**Instructions for the task**
In the material below, identify each line bearing the word "water". Reproduce those lines.

**Dataset records**

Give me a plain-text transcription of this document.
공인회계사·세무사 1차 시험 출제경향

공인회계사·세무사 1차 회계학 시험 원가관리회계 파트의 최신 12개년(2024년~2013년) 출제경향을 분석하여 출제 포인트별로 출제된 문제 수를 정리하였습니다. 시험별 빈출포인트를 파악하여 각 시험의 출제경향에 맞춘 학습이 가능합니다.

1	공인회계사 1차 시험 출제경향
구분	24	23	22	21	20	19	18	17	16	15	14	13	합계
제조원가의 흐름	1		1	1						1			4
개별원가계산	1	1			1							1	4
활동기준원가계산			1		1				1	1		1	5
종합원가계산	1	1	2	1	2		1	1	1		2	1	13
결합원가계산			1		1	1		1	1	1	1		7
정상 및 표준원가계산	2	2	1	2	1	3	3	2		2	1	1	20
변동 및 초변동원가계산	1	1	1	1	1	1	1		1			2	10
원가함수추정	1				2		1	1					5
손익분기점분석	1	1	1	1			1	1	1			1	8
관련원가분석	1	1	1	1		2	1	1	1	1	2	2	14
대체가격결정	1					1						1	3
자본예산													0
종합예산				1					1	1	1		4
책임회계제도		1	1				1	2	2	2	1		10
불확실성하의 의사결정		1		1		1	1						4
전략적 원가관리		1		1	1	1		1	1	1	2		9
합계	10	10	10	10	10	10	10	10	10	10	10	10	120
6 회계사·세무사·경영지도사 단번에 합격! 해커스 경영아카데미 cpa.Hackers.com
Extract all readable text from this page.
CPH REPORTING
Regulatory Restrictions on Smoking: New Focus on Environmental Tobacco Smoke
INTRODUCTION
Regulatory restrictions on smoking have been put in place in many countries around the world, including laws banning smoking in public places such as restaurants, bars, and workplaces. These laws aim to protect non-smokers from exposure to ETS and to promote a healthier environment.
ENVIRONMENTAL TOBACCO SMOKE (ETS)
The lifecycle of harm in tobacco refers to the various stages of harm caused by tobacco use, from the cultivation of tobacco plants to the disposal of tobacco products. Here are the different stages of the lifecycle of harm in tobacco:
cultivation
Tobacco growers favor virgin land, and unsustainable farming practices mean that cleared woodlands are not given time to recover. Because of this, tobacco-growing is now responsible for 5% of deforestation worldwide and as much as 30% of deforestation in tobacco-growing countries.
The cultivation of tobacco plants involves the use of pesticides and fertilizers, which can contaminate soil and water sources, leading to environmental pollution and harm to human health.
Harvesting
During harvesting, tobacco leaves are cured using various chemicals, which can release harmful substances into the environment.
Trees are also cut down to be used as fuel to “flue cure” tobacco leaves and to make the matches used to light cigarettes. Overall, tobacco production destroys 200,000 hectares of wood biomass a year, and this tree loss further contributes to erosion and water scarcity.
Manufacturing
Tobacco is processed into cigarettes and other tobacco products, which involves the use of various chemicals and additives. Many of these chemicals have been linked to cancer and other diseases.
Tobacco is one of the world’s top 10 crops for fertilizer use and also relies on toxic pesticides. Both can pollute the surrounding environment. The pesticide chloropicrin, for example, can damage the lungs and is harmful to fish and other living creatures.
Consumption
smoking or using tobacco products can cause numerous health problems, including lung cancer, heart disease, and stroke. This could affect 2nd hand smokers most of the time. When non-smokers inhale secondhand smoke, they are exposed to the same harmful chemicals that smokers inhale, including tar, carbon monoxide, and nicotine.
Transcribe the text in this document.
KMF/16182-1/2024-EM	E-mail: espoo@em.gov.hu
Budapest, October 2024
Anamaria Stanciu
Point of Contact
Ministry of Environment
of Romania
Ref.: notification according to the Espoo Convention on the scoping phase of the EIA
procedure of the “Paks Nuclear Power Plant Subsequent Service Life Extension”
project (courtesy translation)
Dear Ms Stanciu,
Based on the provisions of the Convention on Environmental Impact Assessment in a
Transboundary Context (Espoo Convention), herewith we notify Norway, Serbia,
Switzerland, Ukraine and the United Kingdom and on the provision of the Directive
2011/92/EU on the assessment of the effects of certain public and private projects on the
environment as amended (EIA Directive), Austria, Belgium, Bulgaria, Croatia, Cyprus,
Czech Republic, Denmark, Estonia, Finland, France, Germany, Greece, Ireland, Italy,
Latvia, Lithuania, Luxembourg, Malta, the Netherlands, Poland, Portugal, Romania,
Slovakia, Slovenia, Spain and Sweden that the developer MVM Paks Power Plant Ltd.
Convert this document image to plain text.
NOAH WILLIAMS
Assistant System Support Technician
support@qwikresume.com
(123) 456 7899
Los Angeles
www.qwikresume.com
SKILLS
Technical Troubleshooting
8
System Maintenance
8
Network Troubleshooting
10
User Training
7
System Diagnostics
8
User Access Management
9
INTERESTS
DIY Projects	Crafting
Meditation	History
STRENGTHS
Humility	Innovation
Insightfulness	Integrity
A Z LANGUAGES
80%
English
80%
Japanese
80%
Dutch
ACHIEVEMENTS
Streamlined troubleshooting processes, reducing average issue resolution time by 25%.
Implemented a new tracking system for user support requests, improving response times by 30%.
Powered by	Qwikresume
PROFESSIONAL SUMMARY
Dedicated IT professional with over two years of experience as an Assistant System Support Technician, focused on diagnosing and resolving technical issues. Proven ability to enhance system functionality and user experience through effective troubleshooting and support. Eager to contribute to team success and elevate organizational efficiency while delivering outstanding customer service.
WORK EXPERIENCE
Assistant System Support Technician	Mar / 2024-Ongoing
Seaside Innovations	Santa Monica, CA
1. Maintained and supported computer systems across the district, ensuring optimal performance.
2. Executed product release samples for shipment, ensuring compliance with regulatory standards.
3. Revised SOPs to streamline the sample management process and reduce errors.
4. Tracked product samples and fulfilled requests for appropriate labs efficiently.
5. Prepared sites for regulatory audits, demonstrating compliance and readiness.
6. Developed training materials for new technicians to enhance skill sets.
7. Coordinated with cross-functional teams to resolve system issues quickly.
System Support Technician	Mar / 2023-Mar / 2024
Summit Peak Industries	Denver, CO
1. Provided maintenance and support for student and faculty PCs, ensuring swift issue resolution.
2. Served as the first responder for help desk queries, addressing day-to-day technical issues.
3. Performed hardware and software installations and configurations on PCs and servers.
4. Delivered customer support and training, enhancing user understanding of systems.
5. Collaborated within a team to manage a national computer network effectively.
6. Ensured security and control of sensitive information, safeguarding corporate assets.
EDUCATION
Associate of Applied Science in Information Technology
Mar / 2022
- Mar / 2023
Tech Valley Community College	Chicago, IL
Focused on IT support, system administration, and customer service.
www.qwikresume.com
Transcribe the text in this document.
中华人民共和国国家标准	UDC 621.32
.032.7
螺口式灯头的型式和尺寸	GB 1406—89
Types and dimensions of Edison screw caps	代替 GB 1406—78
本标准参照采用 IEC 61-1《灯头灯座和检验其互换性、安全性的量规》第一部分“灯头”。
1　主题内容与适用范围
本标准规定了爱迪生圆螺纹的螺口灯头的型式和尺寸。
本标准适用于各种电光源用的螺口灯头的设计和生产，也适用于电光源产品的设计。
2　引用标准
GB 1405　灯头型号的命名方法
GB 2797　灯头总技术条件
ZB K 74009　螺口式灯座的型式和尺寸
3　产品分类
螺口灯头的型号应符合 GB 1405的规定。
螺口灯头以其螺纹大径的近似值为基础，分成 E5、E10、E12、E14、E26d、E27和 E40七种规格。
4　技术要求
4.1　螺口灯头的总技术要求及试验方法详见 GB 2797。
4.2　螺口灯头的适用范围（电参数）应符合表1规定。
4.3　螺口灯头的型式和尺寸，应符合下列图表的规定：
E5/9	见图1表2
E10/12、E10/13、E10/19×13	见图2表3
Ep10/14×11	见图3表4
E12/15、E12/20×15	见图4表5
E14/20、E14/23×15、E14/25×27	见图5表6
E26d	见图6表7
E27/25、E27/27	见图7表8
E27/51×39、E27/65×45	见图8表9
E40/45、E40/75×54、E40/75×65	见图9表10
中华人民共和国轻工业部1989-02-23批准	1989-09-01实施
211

**Complete response**
The cultivation of tobacco plants involves the use of pesticides and fertilizers, which can contaminate soil and water sources, leading to environmental pollution and harm to human health.
Trees are also cut down to be used as fuel to “flue cure” tobacco leaves and to make the matches used to light cigarettes. Overall, tobacco production destroys 200,000 hectares of wood biomass a year, and this tree loss further contributes to erosion and water scarcity.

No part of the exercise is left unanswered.